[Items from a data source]
-=-=-
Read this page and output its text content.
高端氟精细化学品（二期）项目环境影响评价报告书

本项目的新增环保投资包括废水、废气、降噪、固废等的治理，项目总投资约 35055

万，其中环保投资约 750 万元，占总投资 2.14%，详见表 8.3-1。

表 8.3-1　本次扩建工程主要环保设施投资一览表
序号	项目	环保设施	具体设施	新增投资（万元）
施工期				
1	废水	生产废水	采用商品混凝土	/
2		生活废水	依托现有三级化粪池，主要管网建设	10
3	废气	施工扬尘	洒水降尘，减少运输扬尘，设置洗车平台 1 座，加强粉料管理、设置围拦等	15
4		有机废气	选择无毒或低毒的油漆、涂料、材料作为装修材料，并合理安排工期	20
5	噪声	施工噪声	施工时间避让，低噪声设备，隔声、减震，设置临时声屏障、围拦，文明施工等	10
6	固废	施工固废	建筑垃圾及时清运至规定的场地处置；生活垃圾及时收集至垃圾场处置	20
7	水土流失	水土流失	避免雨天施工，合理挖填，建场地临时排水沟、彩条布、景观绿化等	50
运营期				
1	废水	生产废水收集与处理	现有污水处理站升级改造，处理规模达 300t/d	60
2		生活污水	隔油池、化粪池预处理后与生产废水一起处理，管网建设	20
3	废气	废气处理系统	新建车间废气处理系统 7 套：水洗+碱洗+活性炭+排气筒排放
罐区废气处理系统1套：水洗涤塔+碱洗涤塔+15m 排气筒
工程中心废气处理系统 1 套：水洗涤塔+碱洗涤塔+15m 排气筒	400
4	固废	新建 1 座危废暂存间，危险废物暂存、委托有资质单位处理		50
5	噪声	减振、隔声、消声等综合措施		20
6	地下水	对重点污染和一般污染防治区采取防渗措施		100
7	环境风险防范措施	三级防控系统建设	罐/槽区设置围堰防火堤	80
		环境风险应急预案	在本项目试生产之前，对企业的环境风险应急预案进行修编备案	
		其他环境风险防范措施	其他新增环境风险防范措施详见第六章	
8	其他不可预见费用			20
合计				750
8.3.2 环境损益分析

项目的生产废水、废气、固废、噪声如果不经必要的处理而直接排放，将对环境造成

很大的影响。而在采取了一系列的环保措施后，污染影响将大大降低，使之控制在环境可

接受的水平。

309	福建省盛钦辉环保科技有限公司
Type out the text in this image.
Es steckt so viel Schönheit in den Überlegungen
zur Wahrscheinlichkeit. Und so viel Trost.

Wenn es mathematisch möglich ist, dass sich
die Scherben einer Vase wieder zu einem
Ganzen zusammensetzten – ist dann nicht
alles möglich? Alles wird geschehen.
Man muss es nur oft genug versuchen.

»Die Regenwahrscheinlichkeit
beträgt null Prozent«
-=-=-
* [EXERCISE]
Take every line above carrying "viel" and return it.

* [WRITTEN REPLY]
Es steckt so viel Schönheit in den Überlegungen
zur Wahrscheinlichkeit. Und so viel Trost.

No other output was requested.